• MATERIAL SHOWN:
———

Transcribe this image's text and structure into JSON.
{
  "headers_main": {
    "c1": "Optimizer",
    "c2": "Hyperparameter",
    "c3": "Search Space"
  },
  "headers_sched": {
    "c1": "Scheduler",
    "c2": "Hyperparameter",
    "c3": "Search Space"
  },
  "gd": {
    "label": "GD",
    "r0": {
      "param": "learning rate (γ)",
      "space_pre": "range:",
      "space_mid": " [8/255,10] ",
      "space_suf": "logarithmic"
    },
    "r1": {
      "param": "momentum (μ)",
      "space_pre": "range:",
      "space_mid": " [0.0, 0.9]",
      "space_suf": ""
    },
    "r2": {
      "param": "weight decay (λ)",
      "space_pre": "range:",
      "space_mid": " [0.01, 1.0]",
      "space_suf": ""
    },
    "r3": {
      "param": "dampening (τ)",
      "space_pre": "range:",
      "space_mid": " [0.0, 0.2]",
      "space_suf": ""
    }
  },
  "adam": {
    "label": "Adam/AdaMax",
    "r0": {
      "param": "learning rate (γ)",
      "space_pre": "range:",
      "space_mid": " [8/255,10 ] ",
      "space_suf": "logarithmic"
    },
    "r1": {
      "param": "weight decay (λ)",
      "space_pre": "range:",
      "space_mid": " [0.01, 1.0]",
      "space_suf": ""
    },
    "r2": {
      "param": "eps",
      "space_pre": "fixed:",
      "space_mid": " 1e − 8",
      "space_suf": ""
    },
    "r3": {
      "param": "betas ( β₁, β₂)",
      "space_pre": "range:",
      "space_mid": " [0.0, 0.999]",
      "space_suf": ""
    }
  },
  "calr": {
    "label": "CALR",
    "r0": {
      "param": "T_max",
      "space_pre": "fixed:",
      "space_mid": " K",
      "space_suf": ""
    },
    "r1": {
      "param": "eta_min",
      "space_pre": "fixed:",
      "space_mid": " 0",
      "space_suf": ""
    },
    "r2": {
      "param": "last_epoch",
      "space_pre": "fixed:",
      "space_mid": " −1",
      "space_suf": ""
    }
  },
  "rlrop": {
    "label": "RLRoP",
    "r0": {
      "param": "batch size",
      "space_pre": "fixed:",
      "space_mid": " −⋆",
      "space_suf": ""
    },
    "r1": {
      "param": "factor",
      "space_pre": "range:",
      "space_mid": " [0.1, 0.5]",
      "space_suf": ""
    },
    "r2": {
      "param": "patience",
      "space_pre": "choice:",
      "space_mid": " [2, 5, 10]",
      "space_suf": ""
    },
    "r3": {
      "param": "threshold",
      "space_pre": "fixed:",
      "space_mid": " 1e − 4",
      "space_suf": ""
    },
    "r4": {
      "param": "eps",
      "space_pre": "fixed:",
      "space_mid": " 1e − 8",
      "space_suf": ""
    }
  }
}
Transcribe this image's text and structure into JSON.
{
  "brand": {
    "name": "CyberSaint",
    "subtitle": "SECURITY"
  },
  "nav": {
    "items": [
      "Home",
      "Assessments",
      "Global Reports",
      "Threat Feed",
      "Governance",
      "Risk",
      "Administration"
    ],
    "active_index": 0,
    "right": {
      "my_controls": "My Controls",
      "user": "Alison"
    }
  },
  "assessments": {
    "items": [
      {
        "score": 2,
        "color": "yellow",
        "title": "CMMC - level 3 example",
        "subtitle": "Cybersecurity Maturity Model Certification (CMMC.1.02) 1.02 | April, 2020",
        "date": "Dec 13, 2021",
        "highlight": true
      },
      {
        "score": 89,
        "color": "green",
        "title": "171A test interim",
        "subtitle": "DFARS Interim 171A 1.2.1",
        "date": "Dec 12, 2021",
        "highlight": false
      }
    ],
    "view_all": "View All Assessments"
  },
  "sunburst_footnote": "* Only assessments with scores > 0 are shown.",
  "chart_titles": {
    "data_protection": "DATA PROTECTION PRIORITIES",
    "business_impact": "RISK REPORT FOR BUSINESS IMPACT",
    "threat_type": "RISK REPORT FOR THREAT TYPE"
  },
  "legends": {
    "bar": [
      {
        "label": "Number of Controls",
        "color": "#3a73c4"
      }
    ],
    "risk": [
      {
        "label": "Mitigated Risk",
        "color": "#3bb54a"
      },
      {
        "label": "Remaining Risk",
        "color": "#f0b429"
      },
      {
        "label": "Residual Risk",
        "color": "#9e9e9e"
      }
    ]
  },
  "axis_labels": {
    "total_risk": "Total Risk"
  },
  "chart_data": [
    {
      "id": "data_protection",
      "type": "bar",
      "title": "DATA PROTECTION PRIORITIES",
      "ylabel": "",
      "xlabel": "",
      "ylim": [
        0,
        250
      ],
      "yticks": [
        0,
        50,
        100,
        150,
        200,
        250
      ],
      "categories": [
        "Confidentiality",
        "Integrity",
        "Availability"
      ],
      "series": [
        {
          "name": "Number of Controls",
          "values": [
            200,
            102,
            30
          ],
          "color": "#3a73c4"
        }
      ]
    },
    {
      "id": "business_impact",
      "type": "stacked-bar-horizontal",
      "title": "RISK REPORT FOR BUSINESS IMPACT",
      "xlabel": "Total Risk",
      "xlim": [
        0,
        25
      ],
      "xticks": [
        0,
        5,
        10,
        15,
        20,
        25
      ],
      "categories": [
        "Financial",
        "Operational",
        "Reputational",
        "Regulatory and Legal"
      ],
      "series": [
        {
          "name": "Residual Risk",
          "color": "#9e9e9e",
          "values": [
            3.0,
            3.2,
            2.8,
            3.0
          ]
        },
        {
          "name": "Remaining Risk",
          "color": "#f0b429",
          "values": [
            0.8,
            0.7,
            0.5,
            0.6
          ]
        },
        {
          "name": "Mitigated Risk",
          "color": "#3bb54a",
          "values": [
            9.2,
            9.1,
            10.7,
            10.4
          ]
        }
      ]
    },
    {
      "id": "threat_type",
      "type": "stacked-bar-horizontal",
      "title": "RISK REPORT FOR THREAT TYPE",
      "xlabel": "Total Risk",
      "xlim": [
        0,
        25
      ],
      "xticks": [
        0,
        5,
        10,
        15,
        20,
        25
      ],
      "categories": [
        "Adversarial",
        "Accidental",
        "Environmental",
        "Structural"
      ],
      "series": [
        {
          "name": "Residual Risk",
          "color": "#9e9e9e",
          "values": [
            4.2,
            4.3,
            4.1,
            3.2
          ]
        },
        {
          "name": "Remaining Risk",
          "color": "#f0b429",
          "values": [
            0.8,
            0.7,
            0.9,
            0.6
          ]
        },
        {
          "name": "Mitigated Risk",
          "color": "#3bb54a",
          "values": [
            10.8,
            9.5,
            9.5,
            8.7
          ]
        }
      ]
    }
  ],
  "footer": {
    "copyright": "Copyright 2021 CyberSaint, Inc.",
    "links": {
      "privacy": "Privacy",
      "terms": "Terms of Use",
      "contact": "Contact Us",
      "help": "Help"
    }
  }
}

———

• WORK TO COMPLETE:
Extract all of the data exactly as written.

• ANSWER FOR THIS EXERCISE:
Transcribe this image's text and structure into JSON.
{
  "headers_main": {
    "c1": "Optimizer",
    "c2": "Hyperparameter",
    "c3": "Search Space"
  },
  "headers_sched": {
    "c1": "Scheduler",
    "c2": "Hyperparameter",
    "c3": "Search Space"
  },
  "gd": {
    "label": "GD",
    "r0": {
      "param": "learning rate (γ)",
      "space_pre": "range:",
      "space_mid": " [8/255,10] ",
      "space_suf": "logarithmic"
    },
    "r1": {
      "param": "momentum (μ)",
      "space_pre": "range:",
      "space_mid": " [0.0, 0.9]",
      "space_suf": ""
    },
    "r2": {
      "param": "weight decay (λ)",
      "space_pre": "range:",
      "space_mid": " [0.01, 1.0]",
      "space_suf": ""
    },
    "r3": {
      "param": "dampening (τ)",
      "space_pre": "range:",
      "space_mid": " [0.0, 0.2]",
      "space_suf": ""
    }
  },
  "adam": {
    "label": "Adam/AdaMax",
    "r0": {
      "param": "learning rate (γ)",
      "space_pre": "range:",
      "space_mid": " [8/255,10 ] ",
      "space_suf": "logarithmic"
    },
    "r1": {
      "param": "weight decay (λ)",
      "space_pre": "range:",
      "space_mid": " [0.01, 1.0]",
      "space_suf": ""
    },
    "r2": {
      "param": "eps",
      "space_pre": "fixed:",
      "space_mid": " 1e − 8",
      "space_suf": ""
    },
    "r3": {
      "param": "betas ( β₁, β₂)",
      "space_pre": "range:",
      "space_mid": " [0.0, 0.999]",
      "space_suf": ""
    }
  },
  "calr": {
    "label": "CALR",
    "r0": {
      "param": "T_max",
      "space_pre": "fixed:",
      "space_mid": " K",
      "space_suf": ""
    },
    "r1": {
      "param": "eta_min",
      "space_pre": "fixed:",
      "space_mid": " 0",
      "space_suf": ""
    },
    "r2": {
      "param": "last_epoch",
      "space_pre": "fixed:",
      "space_mid": " −1",
      "space_suf": ""
    }
  },
  "rlrop": {
    "label": "RLRoP",
    "r0": {
      "param": "batch size",
      "space_pre": "fixed:",
      "space_mid": " −⋆",
      "space_suf": ""
    },
    "r1": {
      "param": "factor",
      "space_pre": "range:",
      "space_mid": " [0.1, 0.5]",
      "space_suf": ""
    },
    "r2": {
      "param": "patience",
      "space_pre": "choice:",
      "space_mid": " [2, 5, 10]",
      "space_suf": ""
    },
    "r3": {
      "param": "threshold",
      "space_pre": "fixed:",
      "space_mid": " 1e − 4",
      "space_suf": ""
    },
    "r4": {
      "param": "eps",
      "space_pre": "fixed:",
      "space_mid": " 1e − 8",
      "space_suf": ""
    }
  }
}
Transcribe this image's text and structure into JSON.
{
  "brand": {
    "name": "CyberSaint",
    "subtitle": "SECURITY"
  },
  "nav": {
    "items": [
      "Home",
      "Assessments",
      "Global Reports",
      "Threat Feed",
      "Governance",
      "Risk",
      "Administration"
    ],
    "active_index": 0,
    "right": {
      "my_controls": "My Controls",
      "user": "Alison"
    }
  },
  "assessments": {
    "items": [
      {
        "score": 2,
        "color": "yellow",
        "title": "CMMC - level 3 example",
        "subtitle": "Cybersecurity Maturity Model Certification (CMMC.1.02) 1.02 | April, 2020",
        "date": "Dec 13, 2021",
        "highlight": true
      },
      {
        "score": 89,
        "color": "green",
        "title": "171A test interim",
        "subtitle": "DFARS Interim 171A 1.2.1",
        "date": "Dec 12, 2021",
        "highlight": false
      }
    ],
    "view_all": "View All Assessments"
  },
  "sunburst_footnote": "* Only assessments with scores > 0 are shown.",
  "chart_titles": {
    "data_protection": "DATA PROTECTION PRIORITIES",
    "business_impact": "RISK REPORT FOR BUSINESS IMPACT",
    "threat_type": "RISK REPORT FOR THREAT TYPE"
  },
  "legends": {
    "bar": [
      {
        "label": "Number of Controls",
        "color": "#3a73c4"
      }
    ],
    "risk": [
      {
        "label": "Mitigated Risk",
        "color": "#3bb54a"
      },
      {
        "label": "Remaining Risk",
        "color": "#f0b429"
      },
      {
        "label": "Residual Risk",
        "color": "#9e9e9e"
      }
    ]
  },
  "axis_labels": {
    "total_risk": "Total Risk"
  },
  "chart_data": [
    {
      "id": "data_protection",
      "type": "bar",
      "title": "DATA PROTECTION PRIORITIES",
      "ylabel": "",
      "xlabel": "",
      "ylim": [
        0,
        250
      ],
      "yticks": [
        0,
        50,
        100,
        150,
        200,
        250
      ],
      "categories": [
        "Confidentiality",
        "Integrity",
        "Availability"
      ],
      "series": [
        {
          "name": "Number of Controls",
          "values": [
            200,
            102,
            30
          ],
          "color": "#3a73c4"
        }
      ]
    },
    {
      "id": "business_impact",
      "type": "stacked-bar-horizontal",
      "title": "RISK REPORT FOR BUSINESS IMPACT",
      "xlabel": "Total Risk",
      "xlim": [
        0,
        25
      ],
      "xticks": [
        0,
        5,
        10,
        15,
        20,
        25
      ],
      "categories": [
        "Financial",
        "Operational",
        "Reputational",
        "Regulatory and Legal"
      ],
      "series": [
        {
          "name": "Residual Risk",
          "color": "#9e9e9e",
          "values": [
            3.0,
            3.2,
            2.8,
            3.0
          ]
        },
        {
          "name": "Remaining Risk",
          "color": "#f0b429",
          "values": [
            0.8,
            0.7,
            0.5,
            0.6
          ]
        },
        {
          "name": "Mitigated Risk",
          "color": "#3bb54a",
          "values": [
            9.2,
            9.1,
            10.7,
            10.4
          ]
        }
      ]
    },
    {
      "id": "threat_type",
      "type": "stacked-bar-horizontal",
      "title": "RISK REPORT FOR THREAT TYPE",
      "xlabel": "Total Risk",
      "xlim": [
        0,
        25
      ],
      "xticks": [
        0,
        5,
        10,
        15,
        20,
        25
      ],
      "categories": [
        "Adversarial",
        "Accidental",
        "Environmental",
        "Structural"
      ],
      "series": [
        {
          "name": "Residual Risk",
          "color": "#9e9e9e",
          "values": [
            4.2,
            4.3,
            4.1,
            3.2
          ]
        },
        {
          "name": "Remaining Risk",
          "color": "#f0b429",
          "values": [
            0.8,
            0.7,
            0.9,
            0.6
          ]
        },
        {
          "name": "Mitigated Risk",
          "color": "#3bb54a",
          "values": [
            10.8,
            9.5,
            9.5,
            8.7
          ]
        }
      ]
    }
  ],
  "footer": {
    "copyright": "Copyright 2021 CyberSaint, Inc.",
    "links": {
      "privacy": "Privacy",
      "terms": "Terms of Use",
      "contact": "Contact Us",
      "help": "Help"
    }
  }
}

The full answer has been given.